━━ Record extracts ━━

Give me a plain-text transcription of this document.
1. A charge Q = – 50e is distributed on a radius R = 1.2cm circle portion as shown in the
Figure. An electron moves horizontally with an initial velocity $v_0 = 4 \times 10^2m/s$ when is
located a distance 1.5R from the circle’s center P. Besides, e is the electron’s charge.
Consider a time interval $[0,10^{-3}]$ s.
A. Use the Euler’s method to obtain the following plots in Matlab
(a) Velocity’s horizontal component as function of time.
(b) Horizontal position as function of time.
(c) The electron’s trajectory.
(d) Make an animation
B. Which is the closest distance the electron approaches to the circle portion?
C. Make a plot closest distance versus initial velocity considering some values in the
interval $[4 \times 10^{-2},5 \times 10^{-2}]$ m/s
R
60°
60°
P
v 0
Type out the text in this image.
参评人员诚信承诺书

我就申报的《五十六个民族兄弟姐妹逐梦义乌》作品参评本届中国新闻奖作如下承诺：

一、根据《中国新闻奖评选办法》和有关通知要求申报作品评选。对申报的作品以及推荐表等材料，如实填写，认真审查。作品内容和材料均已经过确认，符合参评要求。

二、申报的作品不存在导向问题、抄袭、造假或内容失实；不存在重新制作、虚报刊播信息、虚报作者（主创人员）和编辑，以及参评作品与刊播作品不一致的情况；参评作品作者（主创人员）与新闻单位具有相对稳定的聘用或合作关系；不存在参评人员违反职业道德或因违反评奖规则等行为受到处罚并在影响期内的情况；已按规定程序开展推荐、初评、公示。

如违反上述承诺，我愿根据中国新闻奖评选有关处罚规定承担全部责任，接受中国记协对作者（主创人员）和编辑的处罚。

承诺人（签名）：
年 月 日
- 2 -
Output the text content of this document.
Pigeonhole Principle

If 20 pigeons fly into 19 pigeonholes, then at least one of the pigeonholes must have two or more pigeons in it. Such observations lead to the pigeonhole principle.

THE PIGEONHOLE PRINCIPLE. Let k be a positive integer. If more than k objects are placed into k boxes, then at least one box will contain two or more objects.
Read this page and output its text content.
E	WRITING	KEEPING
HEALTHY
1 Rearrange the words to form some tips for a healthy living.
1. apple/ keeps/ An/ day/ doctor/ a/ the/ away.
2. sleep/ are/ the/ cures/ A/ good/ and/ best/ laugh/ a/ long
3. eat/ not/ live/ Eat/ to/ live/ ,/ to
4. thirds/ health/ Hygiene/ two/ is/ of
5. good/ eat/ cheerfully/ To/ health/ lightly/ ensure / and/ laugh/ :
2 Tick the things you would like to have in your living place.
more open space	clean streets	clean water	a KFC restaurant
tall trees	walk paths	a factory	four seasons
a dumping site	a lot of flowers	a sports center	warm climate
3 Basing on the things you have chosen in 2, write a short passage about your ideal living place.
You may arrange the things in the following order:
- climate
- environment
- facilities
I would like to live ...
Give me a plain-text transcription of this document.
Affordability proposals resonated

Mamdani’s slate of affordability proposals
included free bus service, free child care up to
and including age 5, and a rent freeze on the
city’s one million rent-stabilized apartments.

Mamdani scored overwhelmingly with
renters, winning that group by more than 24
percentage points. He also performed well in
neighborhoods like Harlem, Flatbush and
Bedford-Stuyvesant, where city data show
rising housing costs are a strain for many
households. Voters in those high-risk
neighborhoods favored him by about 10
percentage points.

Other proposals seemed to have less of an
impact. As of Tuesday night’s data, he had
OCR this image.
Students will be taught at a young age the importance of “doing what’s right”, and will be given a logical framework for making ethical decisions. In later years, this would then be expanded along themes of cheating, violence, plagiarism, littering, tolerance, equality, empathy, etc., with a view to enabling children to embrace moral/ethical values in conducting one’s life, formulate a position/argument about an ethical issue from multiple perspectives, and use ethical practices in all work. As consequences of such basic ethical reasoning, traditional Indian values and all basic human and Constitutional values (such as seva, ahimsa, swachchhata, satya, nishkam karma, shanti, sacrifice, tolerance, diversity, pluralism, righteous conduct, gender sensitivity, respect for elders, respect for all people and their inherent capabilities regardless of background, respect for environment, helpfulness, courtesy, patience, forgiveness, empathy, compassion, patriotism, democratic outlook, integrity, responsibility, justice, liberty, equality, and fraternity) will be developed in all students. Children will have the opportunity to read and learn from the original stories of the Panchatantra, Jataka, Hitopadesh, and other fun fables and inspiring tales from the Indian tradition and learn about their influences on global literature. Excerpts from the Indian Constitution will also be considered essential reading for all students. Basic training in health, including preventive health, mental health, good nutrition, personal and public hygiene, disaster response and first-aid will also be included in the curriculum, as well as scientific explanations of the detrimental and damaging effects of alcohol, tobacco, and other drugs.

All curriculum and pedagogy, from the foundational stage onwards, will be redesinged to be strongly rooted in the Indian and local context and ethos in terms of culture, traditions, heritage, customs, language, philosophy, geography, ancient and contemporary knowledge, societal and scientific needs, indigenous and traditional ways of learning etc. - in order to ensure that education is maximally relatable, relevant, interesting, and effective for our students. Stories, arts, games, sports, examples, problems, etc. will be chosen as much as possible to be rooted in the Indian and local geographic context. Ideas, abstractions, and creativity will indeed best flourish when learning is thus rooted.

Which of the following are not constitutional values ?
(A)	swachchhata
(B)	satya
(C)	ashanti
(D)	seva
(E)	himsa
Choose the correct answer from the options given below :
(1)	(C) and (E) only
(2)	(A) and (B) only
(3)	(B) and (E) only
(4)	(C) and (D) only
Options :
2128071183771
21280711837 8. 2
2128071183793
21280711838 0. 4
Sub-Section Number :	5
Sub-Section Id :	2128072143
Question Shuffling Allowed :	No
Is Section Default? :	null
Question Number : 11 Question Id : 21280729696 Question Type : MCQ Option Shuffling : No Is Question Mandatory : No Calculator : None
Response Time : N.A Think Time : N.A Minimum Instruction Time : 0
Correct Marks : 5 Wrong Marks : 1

━━━

Aim:
List every line from the entries above in which "function" appears.

Expected answer:
(a) Velocity’s horizontal component as function of time.
(b) Horizontal position as function of time.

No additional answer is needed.